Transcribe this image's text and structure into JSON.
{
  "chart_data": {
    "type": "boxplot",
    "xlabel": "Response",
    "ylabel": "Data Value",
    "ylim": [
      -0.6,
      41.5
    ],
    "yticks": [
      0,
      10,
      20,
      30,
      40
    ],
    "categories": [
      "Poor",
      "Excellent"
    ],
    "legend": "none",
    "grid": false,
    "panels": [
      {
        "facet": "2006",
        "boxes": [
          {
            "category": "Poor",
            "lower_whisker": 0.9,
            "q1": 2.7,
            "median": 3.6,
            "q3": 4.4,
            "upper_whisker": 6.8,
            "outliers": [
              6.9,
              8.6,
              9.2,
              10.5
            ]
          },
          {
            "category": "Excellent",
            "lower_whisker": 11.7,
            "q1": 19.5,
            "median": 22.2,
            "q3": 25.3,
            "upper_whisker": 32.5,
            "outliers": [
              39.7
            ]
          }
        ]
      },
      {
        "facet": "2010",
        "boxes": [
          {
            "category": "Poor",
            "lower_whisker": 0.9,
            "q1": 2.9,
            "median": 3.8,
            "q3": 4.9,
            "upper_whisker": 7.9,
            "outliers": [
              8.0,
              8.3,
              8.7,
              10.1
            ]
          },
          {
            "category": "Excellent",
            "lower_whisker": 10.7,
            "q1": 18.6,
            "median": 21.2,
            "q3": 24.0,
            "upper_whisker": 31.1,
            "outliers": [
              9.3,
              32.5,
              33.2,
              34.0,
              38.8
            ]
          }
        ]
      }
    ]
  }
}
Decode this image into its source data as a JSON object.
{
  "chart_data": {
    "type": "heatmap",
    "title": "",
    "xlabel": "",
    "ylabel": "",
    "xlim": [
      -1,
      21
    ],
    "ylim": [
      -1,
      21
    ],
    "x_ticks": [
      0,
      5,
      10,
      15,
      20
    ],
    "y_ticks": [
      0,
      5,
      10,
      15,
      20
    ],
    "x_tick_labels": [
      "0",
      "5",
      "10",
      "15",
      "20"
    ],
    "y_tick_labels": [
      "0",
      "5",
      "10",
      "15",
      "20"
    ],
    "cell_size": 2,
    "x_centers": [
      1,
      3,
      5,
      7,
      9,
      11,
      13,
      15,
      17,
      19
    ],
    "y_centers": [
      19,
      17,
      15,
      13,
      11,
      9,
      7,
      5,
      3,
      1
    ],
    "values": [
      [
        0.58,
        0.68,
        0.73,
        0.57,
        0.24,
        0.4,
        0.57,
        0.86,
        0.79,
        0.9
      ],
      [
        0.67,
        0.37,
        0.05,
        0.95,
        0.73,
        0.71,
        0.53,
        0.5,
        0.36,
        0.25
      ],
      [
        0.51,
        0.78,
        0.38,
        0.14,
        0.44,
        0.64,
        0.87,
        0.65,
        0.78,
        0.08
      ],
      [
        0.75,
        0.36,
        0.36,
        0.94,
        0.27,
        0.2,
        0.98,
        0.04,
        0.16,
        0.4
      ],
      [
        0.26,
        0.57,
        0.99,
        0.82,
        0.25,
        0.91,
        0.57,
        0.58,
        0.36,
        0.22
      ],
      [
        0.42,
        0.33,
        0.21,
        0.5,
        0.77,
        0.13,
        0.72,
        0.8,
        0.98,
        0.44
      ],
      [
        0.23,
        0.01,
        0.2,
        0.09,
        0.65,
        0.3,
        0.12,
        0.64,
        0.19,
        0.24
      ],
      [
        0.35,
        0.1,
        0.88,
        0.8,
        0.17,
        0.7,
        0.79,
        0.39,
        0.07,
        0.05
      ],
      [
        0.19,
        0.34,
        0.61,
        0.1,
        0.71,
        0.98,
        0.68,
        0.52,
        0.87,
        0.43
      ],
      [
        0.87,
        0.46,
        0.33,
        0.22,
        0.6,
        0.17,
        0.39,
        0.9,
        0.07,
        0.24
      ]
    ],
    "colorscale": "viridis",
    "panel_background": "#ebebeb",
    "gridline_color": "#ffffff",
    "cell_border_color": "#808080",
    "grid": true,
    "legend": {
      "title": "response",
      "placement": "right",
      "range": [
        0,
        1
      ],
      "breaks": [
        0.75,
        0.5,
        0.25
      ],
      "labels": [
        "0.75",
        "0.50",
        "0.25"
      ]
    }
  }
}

__Directions__.
Every entry should be output exactly as written, please.

__Exercise output__.
Transcribe this image's text and structure into JSON.
{
  "chart_data": {
    "type": "boxplot",
    "xlabel": "Response",
    "ylabel": "Data Value",
    "ylim": [
      -0.6,
      41.5
    ],
    "yticks": [
      0,
      10,
      20,
      30,
      40
    ],
    "categories": [
      "Poor",
      "Excellent"
    ],
    "legend": "none",
    "grid": false,
    "panels": [
      {
        "facet": "2006",
        "boxes": [
          {
            "category": "Poor",
            "lower_whisker": 0.9,
            "q1": 2.7,
            "median": 3.6,
            "q3": 4.4,
            "upper_whisker": 6.8,
            "outliers": [
              6.9,
              8.6,
              9.2,
              10.5
            ]
          },
          {
            "category": "Excellent",
            "lower_whisker": 11.7,
            "q1": 19.5,
            "median": 22.2,
            "q3": 25.3,
            "upper_whisker": 32.5,
            "outliers": [
              39.7
            ]
          }
        ]
      },
      {
        "facet": "2010",
        "boxes": [
          {
            "category": "Poor",
            "lower_whisker": 0.9,
            "q1": 2.9,
            "median": 3.8,
            "q3": 4.9,
            "upper_whisker": 7.9,
            "outliers": [
              8.0,
              8.3,
              8.7,
              10.1
            ]
          },
          {
            "category": "Excellent",
            "lower_whisker": 10.7,
            "q1": 18.6,
            "median": 21.2,
            "q3": 24.0,
            "upper_whisker": 31.1,
            "outliers": [
              9.3,
              32.5,
              33.2,
              34.0,
              38.8
            ]
          }
        ]
      }
    ]
  }
}
Decode this image into its source data as a JSON object.
{
  "chart_data": {
    "type": "heatmap",
    "title": "",
    "xlabel": "",
    "ylabel": "",
    "xlim": [
      -1,
      21
    ],
    "ylim": [
      -1,
      21
    ],
    "x_ticks": [
      0,
      5,
      10,
      15,
      20
    ],
    "y_ticks": [
      0,
      5,
      10,
      15,
      20
    ],
    "x_tick_labels": [
      "0",
      "5",
      "10",
      "15",
      "20"
    ],
    "y_tick_labels": [
      "0",
      "5",
      "10",
      "15",
      "20"
    ],
    "cell_size": 2,
    "x_centers": [
      1,
      3,
      5,
      7,
      9,
      11,
      13,
      15,
      17,
      19
    ],
    "y_centers": [
      19,
      17,
      15,
      13,
      11,
      9,
      7,
      5,
      3,
      1
    ],
    "values": [
      [
        0.58,
        0.68,
        0.73,
        0.57,
        0.24,
        0.4,
        0.57,
        0.86,
        0.79,
        0.9
      ],
      [
        0.67,
        0.37,
        0.05,
        0.95,
        0.73,
        0.71,
        0.53,
        0.5,
        0.36,
        0.25
      ],
      [
        0.51,
        0.78,
        0.38,
        0.14,
        0.44,
        0.64,
        0.87,
        0.65,
        0.78,
        0.08
      ],
      [
        0.75,
        0.36,
        0.36,
        0.94,
        0.27,
        0.2,
        0.98,
        0.04,
        0.16,
        0.4
      ],
      [
        0.26,
        0.57,
        0.99,
        0.82,
        0.25,
        0.91,
        0.57,
        0.58,
        0.36,
        0.22
      ],
      [
        0.42,
        0.33,
        0.21,
        0.5,
        0.77,
        0.13,
        0.72,
        0.8,
        0.98,
        0.44
      ],
      [
        0.23,
        0.01,
        0.2,
        0.09,
        0.65,
        0.3,
        0.12,
        0.64,
        0.19,
        0.24
      ],
      [
        0.35,
        0.1,
        0.88,
        0.8,
        0.17,
        0.7,
        0.79,
        0.39,
        0.07,
        0.05
      ],
      [
        0.19,
        0.34,
        0.61,
        0.1,
        0.71,
        0.98,
        0.68,
        0.52,
        0.87,
        0.43
      ],
      [
        0.87,
        0.46,
        0.33,
        0.22,
        0.6,
        0.17,
        0.39,
        0.9,
        0.07,
        0.24
      ]
    ],
    "colorscale": "viridis",
    "panel_background": "#ebebeb",
    "gridline_color": "#ffffff",
    "cell_border_color": "#808080",
    "grid": true,
    "legend": {
      "title": "response",
      "placement": "right",
      "range": [
        0,
        1
      ],
      "breaks": [
        0.75,
        0.5,
        0.25
      ],
      "labels": [
        "0.75",
        "0.50",
        "0.25"
      ]
    }
  }
}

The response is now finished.